[A run of records]
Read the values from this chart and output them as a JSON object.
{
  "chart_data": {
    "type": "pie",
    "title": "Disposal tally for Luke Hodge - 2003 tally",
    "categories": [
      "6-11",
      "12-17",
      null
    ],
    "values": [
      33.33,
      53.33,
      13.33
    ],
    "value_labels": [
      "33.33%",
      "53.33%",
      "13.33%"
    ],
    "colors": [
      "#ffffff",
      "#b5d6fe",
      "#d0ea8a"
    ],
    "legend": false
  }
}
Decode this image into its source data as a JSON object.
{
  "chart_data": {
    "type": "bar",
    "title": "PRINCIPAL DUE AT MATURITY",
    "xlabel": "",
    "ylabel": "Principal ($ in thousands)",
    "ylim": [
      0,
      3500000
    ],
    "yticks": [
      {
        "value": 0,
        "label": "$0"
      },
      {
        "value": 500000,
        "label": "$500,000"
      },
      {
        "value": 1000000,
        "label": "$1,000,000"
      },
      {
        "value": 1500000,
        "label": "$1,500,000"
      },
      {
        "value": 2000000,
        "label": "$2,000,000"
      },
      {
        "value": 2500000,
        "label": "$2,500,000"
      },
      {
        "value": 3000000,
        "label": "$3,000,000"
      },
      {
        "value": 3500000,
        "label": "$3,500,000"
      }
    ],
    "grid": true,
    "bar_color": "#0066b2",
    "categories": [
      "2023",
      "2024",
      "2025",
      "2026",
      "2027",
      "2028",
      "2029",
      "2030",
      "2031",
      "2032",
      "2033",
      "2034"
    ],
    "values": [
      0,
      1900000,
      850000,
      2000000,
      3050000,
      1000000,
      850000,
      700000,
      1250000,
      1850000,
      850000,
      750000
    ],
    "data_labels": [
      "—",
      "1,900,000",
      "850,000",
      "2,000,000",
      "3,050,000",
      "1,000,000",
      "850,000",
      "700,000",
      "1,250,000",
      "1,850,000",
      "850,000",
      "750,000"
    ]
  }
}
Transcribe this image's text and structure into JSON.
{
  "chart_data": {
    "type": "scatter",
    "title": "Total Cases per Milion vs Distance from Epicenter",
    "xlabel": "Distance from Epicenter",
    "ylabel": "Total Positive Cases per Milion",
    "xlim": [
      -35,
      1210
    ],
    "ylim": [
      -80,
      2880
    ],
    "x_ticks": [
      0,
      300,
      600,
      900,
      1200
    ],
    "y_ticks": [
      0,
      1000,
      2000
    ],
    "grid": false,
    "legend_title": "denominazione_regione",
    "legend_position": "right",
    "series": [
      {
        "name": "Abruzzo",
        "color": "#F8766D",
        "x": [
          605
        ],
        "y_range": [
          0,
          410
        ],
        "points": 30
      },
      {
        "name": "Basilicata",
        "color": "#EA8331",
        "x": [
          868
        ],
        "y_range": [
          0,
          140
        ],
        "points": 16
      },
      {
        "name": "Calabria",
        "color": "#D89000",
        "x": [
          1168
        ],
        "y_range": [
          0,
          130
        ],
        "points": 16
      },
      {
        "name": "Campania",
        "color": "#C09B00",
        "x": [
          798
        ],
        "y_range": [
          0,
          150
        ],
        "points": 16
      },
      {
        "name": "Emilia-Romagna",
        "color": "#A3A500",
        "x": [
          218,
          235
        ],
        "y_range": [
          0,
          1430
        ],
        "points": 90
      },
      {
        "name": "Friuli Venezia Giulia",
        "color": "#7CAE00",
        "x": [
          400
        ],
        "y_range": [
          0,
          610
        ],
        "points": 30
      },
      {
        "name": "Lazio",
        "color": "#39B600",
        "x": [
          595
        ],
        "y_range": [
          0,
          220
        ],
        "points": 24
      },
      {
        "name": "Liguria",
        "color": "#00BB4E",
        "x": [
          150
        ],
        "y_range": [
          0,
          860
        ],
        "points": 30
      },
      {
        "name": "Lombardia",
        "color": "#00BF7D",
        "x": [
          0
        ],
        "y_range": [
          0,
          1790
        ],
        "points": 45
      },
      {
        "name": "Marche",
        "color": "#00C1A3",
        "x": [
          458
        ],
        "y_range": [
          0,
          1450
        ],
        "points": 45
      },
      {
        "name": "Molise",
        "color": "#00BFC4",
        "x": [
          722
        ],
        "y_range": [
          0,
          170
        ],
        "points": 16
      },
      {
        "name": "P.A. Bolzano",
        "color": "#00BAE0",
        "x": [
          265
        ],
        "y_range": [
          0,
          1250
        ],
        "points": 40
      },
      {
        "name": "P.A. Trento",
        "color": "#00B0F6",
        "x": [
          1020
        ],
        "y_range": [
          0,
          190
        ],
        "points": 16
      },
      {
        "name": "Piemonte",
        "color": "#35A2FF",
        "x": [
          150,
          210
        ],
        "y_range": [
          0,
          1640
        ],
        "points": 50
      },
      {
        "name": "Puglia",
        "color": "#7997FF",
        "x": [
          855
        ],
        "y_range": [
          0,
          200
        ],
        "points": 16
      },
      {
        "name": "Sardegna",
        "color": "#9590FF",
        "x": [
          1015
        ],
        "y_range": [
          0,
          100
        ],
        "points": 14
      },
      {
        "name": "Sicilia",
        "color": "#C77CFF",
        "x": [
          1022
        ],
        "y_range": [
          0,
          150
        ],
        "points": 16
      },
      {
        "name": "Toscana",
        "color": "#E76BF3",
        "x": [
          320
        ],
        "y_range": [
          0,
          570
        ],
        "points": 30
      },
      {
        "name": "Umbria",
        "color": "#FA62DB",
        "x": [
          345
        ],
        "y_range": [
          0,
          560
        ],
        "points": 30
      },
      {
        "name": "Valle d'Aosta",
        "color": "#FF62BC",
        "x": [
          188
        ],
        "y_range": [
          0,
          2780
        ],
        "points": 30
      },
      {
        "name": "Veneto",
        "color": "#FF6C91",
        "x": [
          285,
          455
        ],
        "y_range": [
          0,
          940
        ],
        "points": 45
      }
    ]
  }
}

- [REQUIRED WORK]
Repeat the listing above without any change.

- [RIGHT ANSWER]
Read the values from this chart and output them as a JSON object.
{
  "chart_data": {
    "type": "pie",
    "title": "Disposal tally for Luke Hodge - 2003 tally",
    "categories": [
      "6-11",
      "12-17",
      null
    ],
    "values": [
      33.33,
      53.33,
      13.33
    ],
    "value_labels": [
      "33.33%",
      "53.33%",
      "13.33%"
    ],
    "colors": [
      "#ffffff",
      "#b5d6fe",
      "#d0ea8a"
    ],
    "legend": false
  }
}
Decode this image into its source data as a JSON object.
{
  "chart_data": {
    "type": "bar",
    "title": "PRINCIPAL DUE AT MATURITY",
    "xlabel": "",
    "ylabel": "Principal ($ in thousands)",
    "ylim": [
      0,
      3500000
    ],
    "yticks": [
      {
        "value": 0,
        "label": "$0"
      },
      {
        "value": 500000,
        "label": "$500,000"
      },
      {
        "value": 1000000,
        "label": "$1,000,000"
      },
      {
        "value": 1500000,
        "label": "$1,500,000"
      },
      {
        "value": 2000000,
        "label": "$2,000,000"
      },
      {
        "value": 2500000,
        "label": "$2,500,000"
      },
      {
        "value": 3000000,
        "label": "$3,000,000"
      },
      {
        "value": 3500000,
        "label": "$3,500,000"
      }
    ],
    "grid": true,
    "bar_color": "#0066b2",
    "categories": [
      "2023",
      "2024",
      "2025",
      "2026",
      "2027",
      "2028",
      "2029",
      "2030",
      "2031",
      "2032",
      "2033",
      "2034"
    ],
    "values": [
      0,
      1900000,
      850000,
      2000000,
      3050000,
      1000000,
      850000,
      700000,
      1250000,
      1850000,
      850000,
      750000
    ],
    "data_labels": [
      "—",
      "1,900,000",
      "850,000",
      "2,000,000",
      "3,050,000",
      "1,000,000",
      "850,000",
      "700,000",
      "1,250,000",
      "1,850,000",
      "850,000",
      "750,000"
    ]
  }
}
Transcribe this image's text and structure into JSON.
{
  "chart_data": {
    "type": "scatter",
    "title": "Total Cases per Milion vs Distance from Epicenter",
    "xlabel": "Distance from Epicenter",
    "ylabel": "Total Positive Cases per Milion",
    "xlim": [
      -35,
      1210
    ],
    "ylim": [
      -80,
      2880
    ],
    "x_ticks": [
      0,
      300,
      600,
      900,
      1200
    ],
    "y_ticks": [
      0,
      1000,
      2000
    ],
    "grid": false,
    "legend_title": "denominazione_regione",
    "legend_position": "right",
    "series": [
      {
        "name": "Abruzzo",
        "color": "#F8766D",
        "x": [
          605
        ],
        "y_range": [
          0,
          410
        ],
        "points": 30
      },
      {
        "name": "Basilicata",
        "color": "#EA8331",
        "x": [
          868
        ],
        "y_range": [
          0,
          140
        ],
        "points": 16
      },
      {
        "name": "Calabria",
        "color": "#D89000",
        "x": [
          1168
        ],
        "y_range": [
          0,
          130
        ],
        "points": 16
      },
      {
        "name": "Campania",
        "color": "#C09B00",
        "x": [
          798
        ],
        "y_range": [
          0,
          150
        ],
        "points": 16
      },
      {
        "name": "Emilia-Romagna",
        "color": "#A3A500",
        "x": [
          218,
          235
        ],
        "y_range": [
          0,
          1430
        ],
        "points": 90
      },
      {
        "name": "Friuli Venezia Giulia",
        "color": "#7CAE00",
        "x": [
          400
        ],
        "y_range": [
          0,
          610
        ],
        "points": 30
      },
      {
        "name": "Lazio",
        "color": "#39B600",
        "x": [
          595
        ],
        "y_range": [
          0,
          220
        ],
        "points": 24
      },
      {
        "name": "Liguria",
        "color": "#00BB4E",
        "x": [
          150
        ],
        "y_range": [
          0,
          860
        ],
        "points": 30
      },
      {
        "name": "Lombardia",
        "color": "#00BF7D",
        "x": [
          0
        ],
        "y_range": [
          0,
          1790
        ],
        "points": 45
      },
      {
        "name": "Marche",
        "color": "#00C1A3",
        "x": [
          458
        ],
        "y_range": [
          0,
          1450
        ],
        "points": 45
      },
      {
        "name": "Molise",
        "color": "#00BFC4",
        "x": [
          722
        ],
        "y_range": [
          0,
          170
        ],
        "points": 16
      },
      {
        "name": "P.A. Bolzano",
        "color": "#00BAE0",
        "x": [
          265
        ],
        "y_range": [
          0,
          1250
        ],
        "points": 40
      },
      {
        "name": "P.A. Trento",
        "color": "#00B0F6",
        "x": [
          1020
        ],
        "y_range": [
          0,
          190
        ],
        "points": 16
      },
      {
        "name": "Piemonte",
        "color": "#35A2FF",
        "x": [
          150,
          210
        ],
        "y_range": [
          0,
          1640
        ],
        "points": 50
      },
      {
        "name": "Puglia",
        "color": "#7997FF",
        "x": [
          855
        ],
        "y_range": [
          0,
          200
        ],
        "points": 16
      },
      {
        "name": "Sardegna",
        "color": "#9590FF",
        "x": [
          1015
        ],
        "y_range": [
          0,
          100
        ],
        "points": 14
      },
      {
        "name": "Sicilia",
        "color": "#C77CFF",
        "x": [
          1022
        ],
        "y_range": [
          0,
          150
        ],
        "points": 16
      },
      {
        "name": "Toscana",
        "color": "#E76BF3",
        "x": [
          320
        ],
        "y_range": [
          0,
          570
        ],
        "points": 30
      },
      {
        "name": "Umbria",
        "color": "#FA62DB",
        "x": [
          345
        ],
        "y_range": [
          0,
          560
        ],
        "points": 30
      },
      {
        "name": "Valle d'Aosta",
        "color": "#FF62BC",
        "x": [
          188
        ],
        "y_range": [
          0,
          2780
        ],
        "points": 30
      },
      {
        "name": "Veneto",
        "color": "#FF6C91",
        "x": [
          285,
          455
        ],
        "y_range": [
          0,
          940
        ],
        "points": 45
      }
    ]
  }
}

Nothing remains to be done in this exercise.